(Extracted records)
◆ ◆ ◆ ◆ ◆
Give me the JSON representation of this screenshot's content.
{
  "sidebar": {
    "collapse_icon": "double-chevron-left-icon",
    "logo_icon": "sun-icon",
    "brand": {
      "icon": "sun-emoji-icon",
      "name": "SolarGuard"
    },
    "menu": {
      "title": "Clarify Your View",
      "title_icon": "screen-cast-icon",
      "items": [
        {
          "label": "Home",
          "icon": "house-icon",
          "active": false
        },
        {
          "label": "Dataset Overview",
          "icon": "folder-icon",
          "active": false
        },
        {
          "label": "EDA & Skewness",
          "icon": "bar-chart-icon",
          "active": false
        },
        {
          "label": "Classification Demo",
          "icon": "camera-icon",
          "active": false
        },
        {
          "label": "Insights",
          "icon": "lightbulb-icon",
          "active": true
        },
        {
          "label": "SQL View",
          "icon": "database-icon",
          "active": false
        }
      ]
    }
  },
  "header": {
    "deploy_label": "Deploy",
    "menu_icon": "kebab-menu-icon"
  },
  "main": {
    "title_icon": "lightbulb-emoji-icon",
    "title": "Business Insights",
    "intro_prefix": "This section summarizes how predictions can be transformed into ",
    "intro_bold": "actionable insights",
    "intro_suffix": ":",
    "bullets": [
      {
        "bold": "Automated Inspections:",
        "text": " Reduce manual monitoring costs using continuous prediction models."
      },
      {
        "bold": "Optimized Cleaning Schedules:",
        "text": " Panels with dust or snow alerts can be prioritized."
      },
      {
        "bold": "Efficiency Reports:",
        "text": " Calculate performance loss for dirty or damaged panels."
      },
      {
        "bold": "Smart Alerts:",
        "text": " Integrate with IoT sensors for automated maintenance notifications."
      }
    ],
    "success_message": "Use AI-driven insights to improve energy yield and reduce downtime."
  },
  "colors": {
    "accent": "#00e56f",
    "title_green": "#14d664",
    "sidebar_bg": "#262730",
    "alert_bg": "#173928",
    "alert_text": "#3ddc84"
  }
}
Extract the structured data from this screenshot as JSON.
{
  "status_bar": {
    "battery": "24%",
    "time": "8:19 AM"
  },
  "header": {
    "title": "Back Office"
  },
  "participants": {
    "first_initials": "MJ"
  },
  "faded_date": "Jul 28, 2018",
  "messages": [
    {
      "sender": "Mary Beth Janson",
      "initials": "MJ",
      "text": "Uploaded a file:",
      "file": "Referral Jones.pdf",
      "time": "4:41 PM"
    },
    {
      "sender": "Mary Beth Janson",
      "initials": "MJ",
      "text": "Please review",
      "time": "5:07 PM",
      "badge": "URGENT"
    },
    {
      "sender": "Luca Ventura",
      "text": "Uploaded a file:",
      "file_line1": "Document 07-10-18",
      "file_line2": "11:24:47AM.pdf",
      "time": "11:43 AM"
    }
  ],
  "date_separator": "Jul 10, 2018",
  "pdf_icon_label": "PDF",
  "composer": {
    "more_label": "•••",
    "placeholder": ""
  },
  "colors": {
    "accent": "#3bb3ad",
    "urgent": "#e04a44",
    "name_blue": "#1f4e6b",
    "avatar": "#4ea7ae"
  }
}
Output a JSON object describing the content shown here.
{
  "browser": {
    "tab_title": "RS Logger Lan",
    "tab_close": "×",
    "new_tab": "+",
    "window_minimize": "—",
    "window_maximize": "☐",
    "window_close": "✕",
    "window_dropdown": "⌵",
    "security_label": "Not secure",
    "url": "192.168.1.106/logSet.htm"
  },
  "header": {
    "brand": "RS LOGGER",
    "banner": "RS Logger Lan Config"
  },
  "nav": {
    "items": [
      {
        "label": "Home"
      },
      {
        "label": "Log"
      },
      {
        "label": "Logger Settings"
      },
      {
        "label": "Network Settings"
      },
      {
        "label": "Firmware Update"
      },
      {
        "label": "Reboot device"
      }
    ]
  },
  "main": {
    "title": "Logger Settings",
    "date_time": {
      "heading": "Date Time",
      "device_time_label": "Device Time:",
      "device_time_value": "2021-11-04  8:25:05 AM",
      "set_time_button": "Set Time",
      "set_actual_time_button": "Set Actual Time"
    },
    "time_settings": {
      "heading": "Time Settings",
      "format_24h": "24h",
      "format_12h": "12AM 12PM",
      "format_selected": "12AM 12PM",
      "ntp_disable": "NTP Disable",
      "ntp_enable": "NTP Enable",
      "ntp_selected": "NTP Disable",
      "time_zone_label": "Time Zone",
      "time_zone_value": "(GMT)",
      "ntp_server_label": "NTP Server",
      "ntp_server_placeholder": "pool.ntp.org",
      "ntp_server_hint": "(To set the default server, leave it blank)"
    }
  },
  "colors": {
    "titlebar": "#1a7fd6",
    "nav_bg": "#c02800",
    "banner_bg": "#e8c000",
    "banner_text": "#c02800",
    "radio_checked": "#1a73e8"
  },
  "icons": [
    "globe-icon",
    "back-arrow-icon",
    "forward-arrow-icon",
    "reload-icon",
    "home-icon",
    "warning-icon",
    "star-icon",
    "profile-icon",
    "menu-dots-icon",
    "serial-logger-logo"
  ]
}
◆ ◆ ◆ ◆ ◆
- [BRIEF] From the records above, extract each line exactly as shown.

- [SOLUTION]
Give me the JSON representation of this screenshot's content.
{
  "sidebar": {
    "collapse_icon": "double-chevron-left-icon",
    "logo_icon": "sun-icon",
    "brand": {
      "icon": "sun-emoji-icon",
      "name": "SolarGuard"
    },
    "menu": {
      "title": "Clarify Your View",
      "title_icon": "screen-cast-icon",
      "items": [
        {
          "label": "Home",
          "icon": "house-icon",
          "active": false
        },
        {
          "label": "Dataset Overview",
          "icon": "folder-icon",
          "active": false
        },
        {
          "label": "EDA & Skewness",
          "icon": "bar-chart-icon",
          "active": false
        },
        {
          "label": "Classification Demo",
          "icon": "camera-icon",
          "active": false
        },
        {
          "label": "Insights",
          "icon": "lightbulb-icon",
          "active": true
        },
        {
          "label": "SQL View",
          "icon": "database-icon",
          "active": false
        }
      ]
    }
  },
  "header": {
    "deploy_label": "Deploy",
    "menu_icon": "kebab-menu-icon"
  },
  "main": {
    "title_icon": "lightbulb-emoji-icon",
    "title": "Business Insights",
    "intro_prefix": "This section summarizes how predictions can be transformed into ",
    "intro_bold": "actionable insights",
    "intro_suffix": ":",
    "bullets": [
      {
        "bold": "Automated Inspections:",
        "text": " Reduce manual monitoring costs using continuous prediction models."
      },
      {
        "bold": "Optimized Cleaning Schedules:",
        "text": " Panels with dust or snow alerts can be prioritized."
      },
      {
        "bold": "Efficiency Reports:",
        "text": " Calculate performance loss for dirty or damaged panels."
      },
      {
        "bold": "Smart Alerts:",
        "text": " Integrate with IoT sensors for automated maintenance notifications."
      }
    ],
    "success_message": "Use AI-driven insights to improve energy yield and reduce downtime."
  },
  "colors": {
    "accent": "#00e56f",
    "title_green": "#14d664",
    "sidebar_bg": "#262730",
    "alert_bg": "#173928",
    "alert_text": "#3ddc84"
  }
}
Extract the structured data from this screenshot as JSON.
{
  "status_bar": {
    "battery": "24%",
    "time": "8:19 AM"
  },
  "header": {
    "title": "Back Office"
  },
  "participants": {
    "first_initials": "MJ"
  },
  "faded_date": "Jul 28, 2018",
  "messages": [
    {
      "sender": "Mary Beth Janson",
      "initials": "MJ",
      "text": "Uploaded a file:",
      "file": "Referral Jones.pdf",
      "time": "4:41 PM"
    },
    {
      "sender": "Mary Beth Janson",
      "initials": "MJ",
      "text": "Please review",
      "time": "5:07 PM",
      "badge": "URGENT"
    },
    {
      "sender": "Luca Ventura",
      "text": "Uploaded a file:",
      "file_line1": "Document 07-10-18",
      "file_line2": "11:24:47AM.pdf",
      "time": "11:43 AM"
    }
  ],
  "date_separator": "Jul 10, 2018",
  "pdf_icon_label": "PDF",
  "composer": {
    "more_label": "•••",
    "placeholder": ""
  },
  "colors": {
    "accent": "#3bb3ad",
    "urgent": "#e04a44",
    "name_blue": "#1f4e6b",
    "avatar": "#4ea7ae"
  }
}
Output a JSON object describing the content shown here.
{
  "browser": {
    "tab_title": "RS Logger Lan",
    "tab_close": "×",
    "new_tab": "+",
    "window_minimize": "—",
    "window_maximize": "☐",
    "window_close": "✕",
    "window_dropdown": "⌵",
    "security_label": "Not secure",
    "url": "192.168.1.106/logSet.htm"
  },
  "header": {
    "brand": "RS LOGGER",
    "banner": "RS Logger Lan Config"
  },
  "nav": {
    "items": [
      {
        "label": "Home"
      },
      {
        "label": "Log"
      },
      {
        "label": "Logger Settings"
      },
      {
        "label": "Network Settings"
      },
      {
        "label": "Firmware Update"
      },
      {
        "label": "Reboot device"
      }
    ]
  },
  "main": {
    "title": "Logger Settings",
    "date_time": {
      "heading": "Date Time",
      "device_time_label": "Device Time:",
      "device_time_value": "2021-11-04  8:25:05 AM",
      "set_time_button": "Set Time",
      "set_actual_time_button": "Set Actual Time"
    },
    "time_settings": {
      "heading": "Time Settings",
      "format_24h": "24h",
      "format_12h": "12AM 12PM",
      "format_selected": "12AM 12PM",
      "ntp_disable": "NTP Disable",
      "ntp_enable": "NTP Enable",
      "ntp_selected": "NTP Disable",
      "time_zone_label": "Time Zone",
      "time_zone_value": "(GMT)",
      "ntp_server_label": "NTP Server",
      "ntp_server_placeholder": "pool.ntp.org",
      "ntp_server_hint": "(To set the default server, leave it blank)"
    }
  },
  "colors": {
    "titlebar": "#1a7fd6",
    "nav_bg": "#c02800",
    "banner_bg": "#e8c000",
    "banner_text": "#c02800",
    "radio_checked": "#1a73e8"
  },
  "icons": [
    "globe-icon",
    "back-arrow-icon",
    "forward-arrow-icon",
    "reload-icon",
    "home-icon",
    "warning-icon",
    "star-icon",
    "profile-icon",
    "menu-dots-icon",
    "serial-logger-logo"
  ]
}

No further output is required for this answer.